▶ _Job_: Filter the entries that follow, copying every line in which the word "title" appears.

▶ _Exercise materials_:
++++++

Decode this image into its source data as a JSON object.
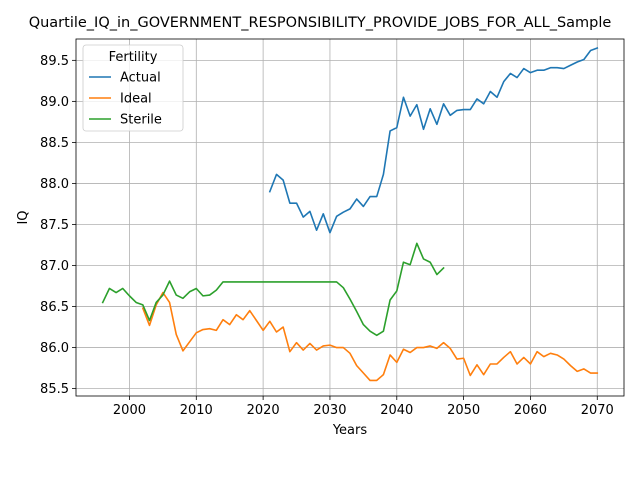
{
  "chart_data": {
    "type": "line",
    "title": "Quartile_IQ_in_GOVERNMENT_RESPONSIBILITY_PROVIDE_JOBS_FOR_ALL_Sample",
    "xlabel": "Years",
    "ylabel": "IQ",
    "xlim": [
      1992,
      2074
    ],
    "ylim": [
      85.41,
      89.76
    ],
    "xticks": [
      2000,
      2010,
      2020,
      2030,
      2040,
      2050,
      2060,
      2070
    ],
    "xtick_labels": [
      "2000",
      "2010",
      "2020",
      "2030",
      "2040",
      "2050",
      "2060",
      "2070"
    ],
    "yticks": [
      85.5,
      86.0,
      86.5,
      87.0,
      87.5,
      88.0,
      88.5,
      89.0,
      89.5
    ],
    "ytick_labels": [
      "85.5",
      "86.0",
      "86.5",
      "87.0",
      "87.5",
      "88.0",
      "88.5",
      "89.0",
      "89.5"
    ],
    "grid": true,
    "legend": {
      "title": "Fertility",
      "placement": "upper-left"
    },
    "series": [
      {
        "name": "Actual",
        "color": "#1f77b4",
        "x": [
          2021,
          2022,
          2023,
          2024,
          2025,
          2026,
          2027,
          2028,
          2029,
          2030,
          2031,
          2032,
          2033,
          2034,
          2035,
          2036,
          2037,
          2038,
          2039,
          2040,
          2041,
          2042,
          2043,
          2044,
          2045,
          2046,
          2047,
          2048,
          2049,
          2050,
          2051,
          2052,
          2053,
          2054,
          2055,
          2056,
          2057,
          2058,
          2059,
          2060,
          2061,
          2062,
          2063,
          2064,
          2065,
          2066,
          2067,
          2068,
          2069,
          2070
        ],
        "y": [
          87.9,
          88.11,
          88.04,
          87.76,
          87.76,
          87.59,
          87.66,
          87.43,
          87.63,
          87.4,
          87.6,
          87.65,
          87.69,
          87.81,
          87.72,
          87.84,
          87.84,
          88.11,
          88.64,
          88.68,
          89.05,
          88.82,
          88.96,
          88.66,
          88.91,
          88.72,
          88.97,
          88.83,
          88.89,
          88.9,
          88.9,
          89.03,
          88.97,
          89.12,
          89.05,
          89.24,
          89.34,
          89.29,
          89.4,
          89.35,
          89.38,
          89.38,
          89.41,
          89.41,
          89.4,
          89.44,
          89.48,
          89.51,
          89.62,
          89.65
        ]
      },
      {
        "name": "Ideal",
        "color": "#ff7f0e",
        "x": [
          2002,
          2003,
          2004,
          2005,
          2006,
          2007,
          2008,
          2009,
          2010,
          2011,
          2012,
          2013,
          2014,
          2015,
          2016,
          2017,
          2018,
          2019,
          2020,
          2021,
          2022,
          2023,
          2024,
          2025,
          2026,
          2027,
          2028,
          2029,
          2030,
          2031,
          2032,
          2033,
          2034,
          2035,
          2036,
          2037,
          2038,
          2039,
          2040,
          2041,
          2042,
          2043,
          2044,
          2045,
          2046,
          2047,
          2048,
          2049,
          2050,
          2051,
          2052,
          2053,
          2054,
          2055,
          2056,
          2057,
          2058,
          2059,
          2060,
          2061,
          2062,
          2063,
          2064,
          2065,
          2066,
          2067,
          2068,
          2069,
          2070
        ],
        "y": [
          86.48,
          86.27,
          86.52,
          86.67,
          86.55,
          86.16,
          85.96,
          86.07,
          86.18,
          86.22,
          86.23,
          86.21,
          86.34,
          86.28,
          86.4,
          86.34,
          86.45,
          86.33,
          86.21,
          86.32,
          86.19,
          86.25,
          85.95,
          86.06,
          85.97,
          86.05,
          85.97,
          86.02,
          86.03,
          86.0,
          86.0,
          85.93,
          85.78,
          85.69,
          85.6,
          85.6,
          85.67,
          85.91,
          85.82,
          85.98,
          85.94,
          86.0,
          86.0,
          86.02,
          85.99,
          86.06,
          85.99,
          85.86,
          85.87,
          85.66,
          85.79,
          85.67,
          85.8,
          85.8,
          85.88,
          85.95,
          85.8,
          85.88,
          85.8,
          85.95,
          85.89,
          85.93,
          85.91,
          85.86,
          85.78,
          85.71,
          85.74,
          85.69,
          85.69
        ]
      },
      {
        "name": "Sterile",
        "color": "#2ca02c",
        "x": [
          1996,
          1997,
          1998,
          1999,
          2000,
          2001,
          2002,
          2003,
          2004,
          2005,
          2006,
          2007,
          2008,
          2009,
          2010,
          2011,
          2012,
          2013,
          2014,
          2015,
          2016,
          2017,
          2018,
          2019,
          2020,
          2021,
          2022,
          2023,
          2024,
          2025,
          2026,
          2027,
          2028,
          2029,
          2030,
          2031,
          2032,
          2033,
          2034,
          2035,
          2036,
          2037,
          2038,
          2039,
          2040,
          2041,
          2042,
          2043,
          2044,
          2045,
          2046,
          2047
        ],
        "y": [
          86.55,
          86.72,
          86.67,
          86.72,
          86.63,
          86.55,
          86.52,
          86.33,
          86.55,
          86.64,
          86.81,
          86.64,
          86.6,
          86.68,
          86.72,
          86.63,
          86.64,
          86.7,
          86.8,
          86.8,
          86.8,
          86.8,
          86.8,
          86.8,
          86.8,
          86.8,
          86.8,
          86.8,
          86.8,
          86.8,
          86.8,
          86.8,
          86.8,
          86.8,
          86.8,
          86.8,
          86.73,
          86.59,
          86.44,
          86.28,
          86.2,
          86.15,
          86.2,
          86.58,
          86.69,
          87.04,
          87.01,
          87.27,
          87.08,
          87.04,
          86.89,
          86.97
        ]
      }
    ]
  }
}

++++++

▶ _Answer below_:
    "title": "Quartile_IQ_in_GOVERNMENT_RESPONSIBILITY_PROVIDE_JOBS_FOR_ALL_Sample",
      "title": "Fertility",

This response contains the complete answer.